Records from a data source —

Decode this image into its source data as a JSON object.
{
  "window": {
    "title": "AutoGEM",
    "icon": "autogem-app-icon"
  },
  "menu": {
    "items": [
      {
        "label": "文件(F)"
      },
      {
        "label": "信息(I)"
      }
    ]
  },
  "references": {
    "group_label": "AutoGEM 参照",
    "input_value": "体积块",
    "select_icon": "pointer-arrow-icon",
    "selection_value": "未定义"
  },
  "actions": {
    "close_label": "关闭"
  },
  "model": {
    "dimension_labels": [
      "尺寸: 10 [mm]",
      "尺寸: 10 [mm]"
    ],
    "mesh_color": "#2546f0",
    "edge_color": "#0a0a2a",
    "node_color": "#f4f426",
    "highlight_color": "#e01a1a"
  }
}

Task to complete — Write the material out exactly, with nothing left out.

Task response —
Decode this image into its source data as a JSON object.
{
  "window": {
    "title": "AutoGEM",
    "icon": "autogem-app-icon"
  },
  "menu": {
    "items": [
      {
        "label": "文件(F)"
      },
      {
        "label": "信息(I)"
      }
    ]
  },
  "references": {
    "group_label": "AutoGEM 参照",
    "input_value": "体积块",
    "select_icon": "pointer-arrow-icon",
    "selection_value": "未定义"
  },
  "actions": {
    "close_label": "关闭"
  },
  "model": {
    "dimension_labels": [
      "尺寸: 10 [mm]",
      "尺寸: 10 [mm]"
    ],
    "mesh_color": "#2546f0",
    "edge_color": "#0a0a2a",
    "node_color": "#f4f426",
    "highlight_color": "#e01a1a"
  }
}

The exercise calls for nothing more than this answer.